ENTRIES ▸
- - - -

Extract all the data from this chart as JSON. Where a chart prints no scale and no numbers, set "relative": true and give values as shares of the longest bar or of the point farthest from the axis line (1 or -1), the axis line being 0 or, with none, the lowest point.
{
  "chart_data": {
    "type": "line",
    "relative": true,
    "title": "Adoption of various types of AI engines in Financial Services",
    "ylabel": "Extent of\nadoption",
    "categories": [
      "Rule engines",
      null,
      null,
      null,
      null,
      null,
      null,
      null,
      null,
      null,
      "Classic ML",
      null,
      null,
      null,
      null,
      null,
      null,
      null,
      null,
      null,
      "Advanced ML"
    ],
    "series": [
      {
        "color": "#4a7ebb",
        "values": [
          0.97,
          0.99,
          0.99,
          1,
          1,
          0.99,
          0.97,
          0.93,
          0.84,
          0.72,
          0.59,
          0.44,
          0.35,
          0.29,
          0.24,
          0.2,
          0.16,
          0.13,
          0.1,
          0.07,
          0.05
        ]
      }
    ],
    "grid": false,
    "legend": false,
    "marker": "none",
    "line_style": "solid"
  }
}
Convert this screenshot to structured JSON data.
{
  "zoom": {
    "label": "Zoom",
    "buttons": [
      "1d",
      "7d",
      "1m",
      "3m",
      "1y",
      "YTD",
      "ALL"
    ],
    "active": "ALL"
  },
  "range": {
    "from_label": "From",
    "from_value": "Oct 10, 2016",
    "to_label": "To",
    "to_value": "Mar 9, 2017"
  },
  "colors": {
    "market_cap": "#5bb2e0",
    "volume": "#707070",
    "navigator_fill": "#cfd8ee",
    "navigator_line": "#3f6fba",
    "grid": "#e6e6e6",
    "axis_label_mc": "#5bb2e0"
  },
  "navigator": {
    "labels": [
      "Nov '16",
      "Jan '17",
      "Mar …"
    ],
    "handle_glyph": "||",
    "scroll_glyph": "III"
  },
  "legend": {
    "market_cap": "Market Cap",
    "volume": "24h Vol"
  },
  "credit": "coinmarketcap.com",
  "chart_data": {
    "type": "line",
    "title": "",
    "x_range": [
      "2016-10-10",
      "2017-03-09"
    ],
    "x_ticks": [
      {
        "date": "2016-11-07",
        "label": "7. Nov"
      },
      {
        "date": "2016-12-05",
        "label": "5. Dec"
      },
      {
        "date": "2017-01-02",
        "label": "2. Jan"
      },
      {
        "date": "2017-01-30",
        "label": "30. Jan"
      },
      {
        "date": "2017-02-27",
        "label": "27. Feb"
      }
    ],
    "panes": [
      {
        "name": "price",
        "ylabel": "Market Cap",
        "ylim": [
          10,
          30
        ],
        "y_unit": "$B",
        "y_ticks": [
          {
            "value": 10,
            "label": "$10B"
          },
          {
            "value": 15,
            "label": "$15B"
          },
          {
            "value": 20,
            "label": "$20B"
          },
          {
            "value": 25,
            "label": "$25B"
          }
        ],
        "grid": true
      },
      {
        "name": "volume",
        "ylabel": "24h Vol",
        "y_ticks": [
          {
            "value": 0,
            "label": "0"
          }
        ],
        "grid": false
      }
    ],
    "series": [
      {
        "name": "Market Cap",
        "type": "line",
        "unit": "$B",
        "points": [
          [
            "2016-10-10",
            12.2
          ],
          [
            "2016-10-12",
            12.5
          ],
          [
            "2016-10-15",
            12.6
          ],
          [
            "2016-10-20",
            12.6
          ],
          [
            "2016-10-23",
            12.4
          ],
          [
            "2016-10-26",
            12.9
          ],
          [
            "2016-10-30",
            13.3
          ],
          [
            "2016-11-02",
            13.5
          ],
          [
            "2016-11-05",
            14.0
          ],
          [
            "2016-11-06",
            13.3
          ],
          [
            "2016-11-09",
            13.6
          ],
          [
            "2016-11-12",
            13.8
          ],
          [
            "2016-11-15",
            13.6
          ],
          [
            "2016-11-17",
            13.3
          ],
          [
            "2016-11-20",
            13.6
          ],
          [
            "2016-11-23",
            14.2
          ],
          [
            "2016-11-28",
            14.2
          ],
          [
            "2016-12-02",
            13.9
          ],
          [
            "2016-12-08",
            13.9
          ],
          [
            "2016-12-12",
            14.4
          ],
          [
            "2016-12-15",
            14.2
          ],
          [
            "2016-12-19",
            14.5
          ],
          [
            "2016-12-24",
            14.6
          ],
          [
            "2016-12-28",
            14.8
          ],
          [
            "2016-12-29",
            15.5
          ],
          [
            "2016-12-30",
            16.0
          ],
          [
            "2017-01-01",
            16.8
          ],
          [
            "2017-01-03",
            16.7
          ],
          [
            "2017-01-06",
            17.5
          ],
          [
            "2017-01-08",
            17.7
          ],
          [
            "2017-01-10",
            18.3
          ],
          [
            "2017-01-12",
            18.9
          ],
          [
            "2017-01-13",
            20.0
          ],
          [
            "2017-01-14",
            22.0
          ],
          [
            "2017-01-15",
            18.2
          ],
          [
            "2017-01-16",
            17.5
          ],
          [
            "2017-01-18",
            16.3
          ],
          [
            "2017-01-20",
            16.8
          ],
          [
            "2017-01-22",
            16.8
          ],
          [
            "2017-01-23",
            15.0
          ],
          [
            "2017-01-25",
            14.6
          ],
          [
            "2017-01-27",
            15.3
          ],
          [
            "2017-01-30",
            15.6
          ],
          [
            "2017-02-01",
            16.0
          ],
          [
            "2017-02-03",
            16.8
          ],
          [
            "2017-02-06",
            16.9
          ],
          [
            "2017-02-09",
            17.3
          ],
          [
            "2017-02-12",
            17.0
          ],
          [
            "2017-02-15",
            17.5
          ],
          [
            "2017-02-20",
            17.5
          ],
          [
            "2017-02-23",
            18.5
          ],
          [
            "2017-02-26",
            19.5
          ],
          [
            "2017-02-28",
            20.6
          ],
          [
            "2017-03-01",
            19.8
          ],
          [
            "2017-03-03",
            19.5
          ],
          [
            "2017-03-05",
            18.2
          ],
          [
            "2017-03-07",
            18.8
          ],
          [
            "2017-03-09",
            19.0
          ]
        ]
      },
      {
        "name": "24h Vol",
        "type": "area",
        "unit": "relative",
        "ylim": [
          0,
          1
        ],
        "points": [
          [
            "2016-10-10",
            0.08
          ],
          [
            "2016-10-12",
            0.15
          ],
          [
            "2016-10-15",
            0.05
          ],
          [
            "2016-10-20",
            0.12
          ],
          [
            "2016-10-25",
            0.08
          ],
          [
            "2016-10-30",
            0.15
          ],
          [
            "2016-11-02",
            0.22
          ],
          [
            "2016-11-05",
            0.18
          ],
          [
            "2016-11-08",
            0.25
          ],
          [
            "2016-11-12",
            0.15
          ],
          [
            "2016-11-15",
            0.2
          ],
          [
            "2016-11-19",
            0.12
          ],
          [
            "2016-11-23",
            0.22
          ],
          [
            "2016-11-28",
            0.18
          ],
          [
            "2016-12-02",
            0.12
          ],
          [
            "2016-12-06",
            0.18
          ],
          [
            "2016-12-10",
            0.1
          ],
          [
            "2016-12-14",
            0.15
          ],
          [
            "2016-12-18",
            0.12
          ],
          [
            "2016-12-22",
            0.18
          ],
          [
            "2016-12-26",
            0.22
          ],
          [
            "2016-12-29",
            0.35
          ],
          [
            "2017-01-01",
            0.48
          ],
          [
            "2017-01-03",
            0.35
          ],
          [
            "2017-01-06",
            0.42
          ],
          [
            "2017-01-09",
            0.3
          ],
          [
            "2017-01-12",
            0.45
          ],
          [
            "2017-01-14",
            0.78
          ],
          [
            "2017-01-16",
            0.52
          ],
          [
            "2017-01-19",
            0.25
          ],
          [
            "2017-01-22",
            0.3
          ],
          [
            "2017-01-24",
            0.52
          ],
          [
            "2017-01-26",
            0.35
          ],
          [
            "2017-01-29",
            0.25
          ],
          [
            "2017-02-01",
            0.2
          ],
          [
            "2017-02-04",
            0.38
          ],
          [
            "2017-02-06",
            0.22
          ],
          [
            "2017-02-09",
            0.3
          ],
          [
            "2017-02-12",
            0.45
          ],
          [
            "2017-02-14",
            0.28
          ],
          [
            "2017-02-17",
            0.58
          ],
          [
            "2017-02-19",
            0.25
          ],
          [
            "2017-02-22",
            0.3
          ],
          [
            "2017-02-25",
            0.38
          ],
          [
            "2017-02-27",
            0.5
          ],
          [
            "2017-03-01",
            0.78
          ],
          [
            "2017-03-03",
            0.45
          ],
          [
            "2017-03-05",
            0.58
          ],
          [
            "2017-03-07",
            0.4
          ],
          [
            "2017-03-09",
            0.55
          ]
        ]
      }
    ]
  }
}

- - - -

AIM ▸ Each line that contains the string "name" counts once; report how many such lines the entries have, giving only the number.

EXERCISE RESULT ▸ 4